··· EXERCISE INPUT

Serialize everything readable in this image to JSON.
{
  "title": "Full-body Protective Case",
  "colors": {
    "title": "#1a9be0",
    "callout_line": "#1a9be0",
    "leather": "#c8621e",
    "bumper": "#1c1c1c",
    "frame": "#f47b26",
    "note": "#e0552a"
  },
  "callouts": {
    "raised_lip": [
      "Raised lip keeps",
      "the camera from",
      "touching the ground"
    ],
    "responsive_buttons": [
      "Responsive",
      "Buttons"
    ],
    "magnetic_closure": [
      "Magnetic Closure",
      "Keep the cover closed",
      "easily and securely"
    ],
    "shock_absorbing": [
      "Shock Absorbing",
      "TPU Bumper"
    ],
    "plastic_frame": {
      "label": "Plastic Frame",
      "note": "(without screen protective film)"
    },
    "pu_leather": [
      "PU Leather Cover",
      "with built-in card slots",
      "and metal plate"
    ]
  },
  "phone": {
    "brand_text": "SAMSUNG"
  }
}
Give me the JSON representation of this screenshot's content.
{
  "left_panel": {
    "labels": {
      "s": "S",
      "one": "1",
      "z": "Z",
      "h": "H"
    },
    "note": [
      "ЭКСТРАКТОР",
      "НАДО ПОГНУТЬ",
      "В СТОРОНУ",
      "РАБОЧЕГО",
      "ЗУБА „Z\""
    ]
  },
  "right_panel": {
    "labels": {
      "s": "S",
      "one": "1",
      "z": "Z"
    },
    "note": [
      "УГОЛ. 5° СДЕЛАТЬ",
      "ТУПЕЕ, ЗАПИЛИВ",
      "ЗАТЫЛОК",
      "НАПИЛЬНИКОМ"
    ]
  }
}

······
··· EXERCISE INPUT

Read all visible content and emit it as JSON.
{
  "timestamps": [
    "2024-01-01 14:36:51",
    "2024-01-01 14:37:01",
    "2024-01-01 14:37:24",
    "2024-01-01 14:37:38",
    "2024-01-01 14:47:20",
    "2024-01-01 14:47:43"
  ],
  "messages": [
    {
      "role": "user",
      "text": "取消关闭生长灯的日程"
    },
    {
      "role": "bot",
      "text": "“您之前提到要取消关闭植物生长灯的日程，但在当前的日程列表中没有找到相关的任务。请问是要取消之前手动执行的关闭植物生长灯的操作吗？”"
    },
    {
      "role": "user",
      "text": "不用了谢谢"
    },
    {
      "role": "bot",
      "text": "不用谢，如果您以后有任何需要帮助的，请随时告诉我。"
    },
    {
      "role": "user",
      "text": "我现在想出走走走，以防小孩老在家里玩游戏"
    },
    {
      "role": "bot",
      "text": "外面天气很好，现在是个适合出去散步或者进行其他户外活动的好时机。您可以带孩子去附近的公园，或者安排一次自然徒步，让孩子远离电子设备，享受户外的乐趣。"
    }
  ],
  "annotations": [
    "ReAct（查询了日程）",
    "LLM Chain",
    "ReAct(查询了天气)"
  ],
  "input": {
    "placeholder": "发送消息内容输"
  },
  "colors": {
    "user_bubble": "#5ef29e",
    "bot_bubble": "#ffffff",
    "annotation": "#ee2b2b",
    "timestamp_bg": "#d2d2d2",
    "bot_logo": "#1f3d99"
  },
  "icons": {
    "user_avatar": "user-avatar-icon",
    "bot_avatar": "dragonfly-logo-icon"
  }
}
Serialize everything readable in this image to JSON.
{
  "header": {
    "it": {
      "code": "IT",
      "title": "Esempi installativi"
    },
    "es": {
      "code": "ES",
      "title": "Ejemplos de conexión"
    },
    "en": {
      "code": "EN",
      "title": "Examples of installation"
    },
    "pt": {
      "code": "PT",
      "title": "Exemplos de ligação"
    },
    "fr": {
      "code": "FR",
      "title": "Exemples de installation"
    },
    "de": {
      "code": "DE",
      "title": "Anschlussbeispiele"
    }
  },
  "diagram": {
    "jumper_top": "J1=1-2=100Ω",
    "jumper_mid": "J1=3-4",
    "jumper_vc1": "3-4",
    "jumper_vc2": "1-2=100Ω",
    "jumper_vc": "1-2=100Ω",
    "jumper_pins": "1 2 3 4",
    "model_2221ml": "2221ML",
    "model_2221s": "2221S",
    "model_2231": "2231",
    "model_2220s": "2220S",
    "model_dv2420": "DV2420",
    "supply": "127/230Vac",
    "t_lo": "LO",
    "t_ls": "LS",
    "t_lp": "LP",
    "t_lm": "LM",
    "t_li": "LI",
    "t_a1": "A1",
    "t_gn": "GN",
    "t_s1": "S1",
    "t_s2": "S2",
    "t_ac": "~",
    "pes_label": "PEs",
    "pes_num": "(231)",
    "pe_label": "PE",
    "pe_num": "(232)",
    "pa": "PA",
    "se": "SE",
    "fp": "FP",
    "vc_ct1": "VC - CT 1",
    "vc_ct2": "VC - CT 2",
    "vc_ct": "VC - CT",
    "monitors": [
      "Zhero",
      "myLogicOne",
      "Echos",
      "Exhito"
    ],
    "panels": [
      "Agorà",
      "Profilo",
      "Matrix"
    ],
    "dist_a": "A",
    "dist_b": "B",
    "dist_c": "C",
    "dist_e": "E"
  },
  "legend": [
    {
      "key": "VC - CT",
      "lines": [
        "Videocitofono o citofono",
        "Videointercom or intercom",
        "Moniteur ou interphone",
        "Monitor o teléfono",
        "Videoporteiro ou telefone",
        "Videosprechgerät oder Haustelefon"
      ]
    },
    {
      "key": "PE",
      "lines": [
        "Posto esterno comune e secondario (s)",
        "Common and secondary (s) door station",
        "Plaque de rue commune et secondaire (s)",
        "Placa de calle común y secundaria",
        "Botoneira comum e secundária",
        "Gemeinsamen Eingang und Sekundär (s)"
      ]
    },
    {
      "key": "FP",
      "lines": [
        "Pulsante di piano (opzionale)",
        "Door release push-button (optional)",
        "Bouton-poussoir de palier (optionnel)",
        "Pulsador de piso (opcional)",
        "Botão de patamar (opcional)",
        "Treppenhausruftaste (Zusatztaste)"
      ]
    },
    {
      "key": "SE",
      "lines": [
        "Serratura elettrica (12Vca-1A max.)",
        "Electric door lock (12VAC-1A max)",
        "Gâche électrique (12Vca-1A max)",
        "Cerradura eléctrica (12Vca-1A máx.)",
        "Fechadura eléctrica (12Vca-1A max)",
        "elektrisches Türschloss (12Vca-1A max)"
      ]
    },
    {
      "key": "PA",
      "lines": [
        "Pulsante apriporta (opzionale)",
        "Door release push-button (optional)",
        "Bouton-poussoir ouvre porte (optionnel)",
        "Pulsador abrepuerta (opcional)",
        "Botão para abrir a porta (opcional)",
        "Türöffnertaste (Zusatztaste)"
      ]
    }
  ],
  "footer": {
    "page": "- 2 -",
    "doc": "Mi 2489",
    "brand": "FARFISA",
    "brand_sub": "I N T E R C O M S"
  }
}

······

§ TASK INSTRUCTIONS:
Say how many lines above contain the string "opzionale". Answer with the number only.

§ SOLUTION:
2